Work to do: Return every record below exactly as written, omitting any pictures.

Dataset items
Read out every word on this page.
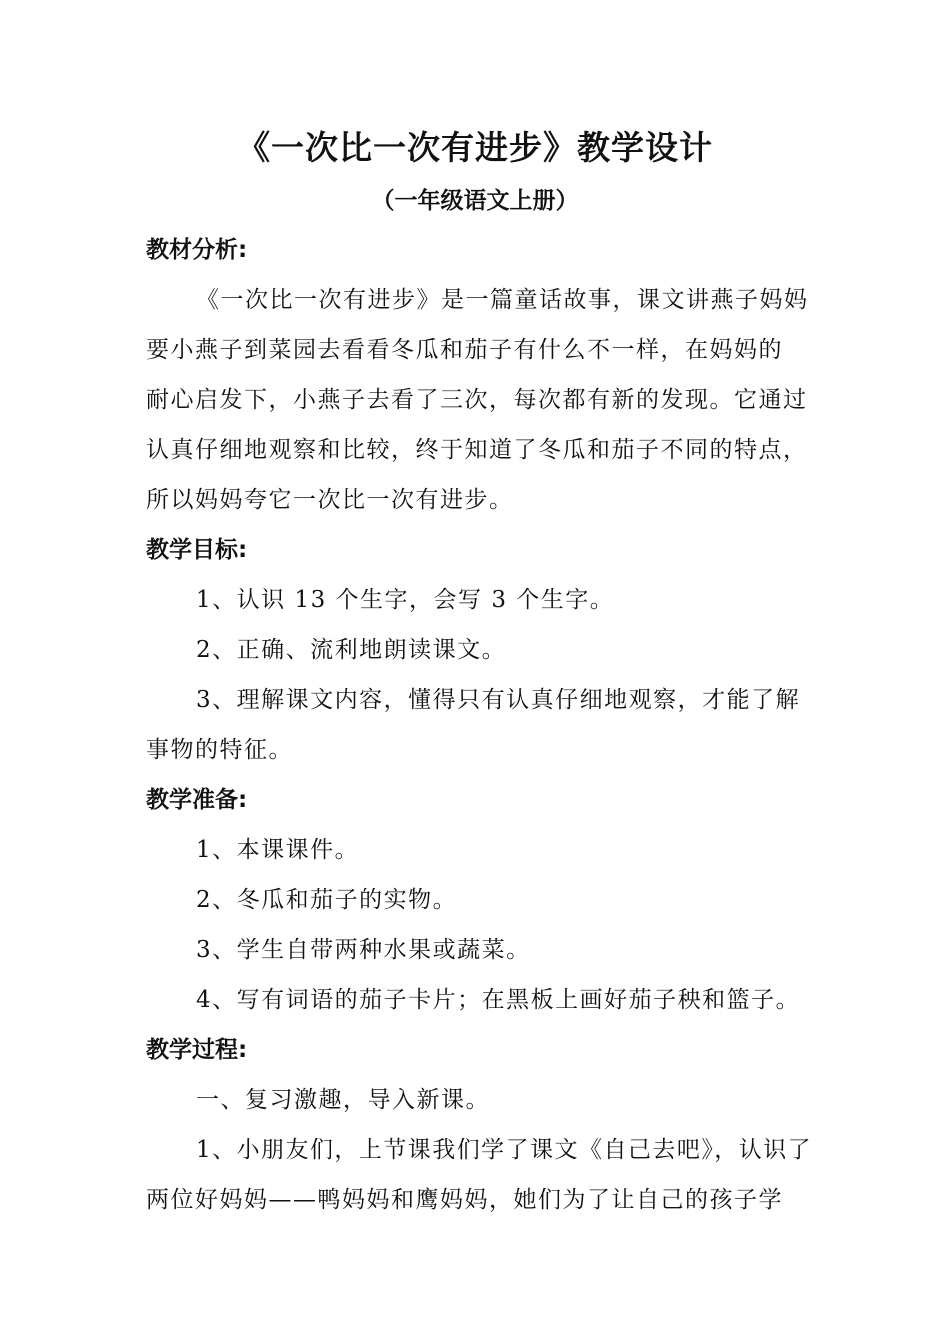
《一次比一次有进步》教学设计
（一年级语文上册）
教材分析:
《一次比一次有进步》是一篇童话故事，课文讲燕子妈妈
要小燕子到菜园去看看冬瓜和茄子有什么不一样，在妈妈的
耐心启发下，小燕子去看了三次，每次都有新的发现。它通过
认真仔细地观察和比较，终于知道了冬瓜和茄子不同的特点，
所以妈妈夸它一次比一次有进步。
教学目标:
1、认识 13 个生字，会写 3 个生字。
2、正确、流利地朗读课文。
3、理解课文内容，懂得只有认真仔细地观察，才能了解
事物的特征。
教学准备:
1、本课课件。
2、冬瓜和茄子的实物。
3、学生自带两种水果或蔬菜。
4、写有词语的茄子卡片；在黑板上画好茄子秧和篮子。
教学过程:
一、复习激趣，导入新课。
1、小朋友们，上节课我们学了课文《自己去吧》，认识了
两位好妈妈——鸭妈妈和鹰妈妈，她们为了让自己的孩子学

Answer to this task:
Read out every word on this page.
《一次比一次有进步》教学设计
（一年级语文上册）
教材分析:
《一次比一次有进步》是一篇童话故事，课文讲燕子妈妈
要小燕子到菜园去看看冬瓜和茄子有什么不一样，在妈妈的
耐心启发下，小燕子去看了三次，每次都有新的发现。它通过
认真仔细地观察和比较，终于知道了冬瓜和茄子不同的特点，
所以妈妈夸它一次比一次有进步。
教学目标:
1、认识 13 个生字，会写 3 个生字。
2、正确、流利地朗读课文。
3、理解课文内容，懂得只有认真仔细地观察，才能了解
事物的特征。
教学准备:
1、本课课件。
2、冬瓜和茄子的实物。
3、学生自带两种水果或蔬菜。
4、写有词语的茄子卡片；在黑板上画好茄子秧和篮子。
教学过程:
一、复习激趣，导入新课。
1、小朋友们，上节课我们学了课文《自己去吧》，认识了
两位好妈妈——鸭妈妈和鹰妈妈，她们为了让自己的孩子学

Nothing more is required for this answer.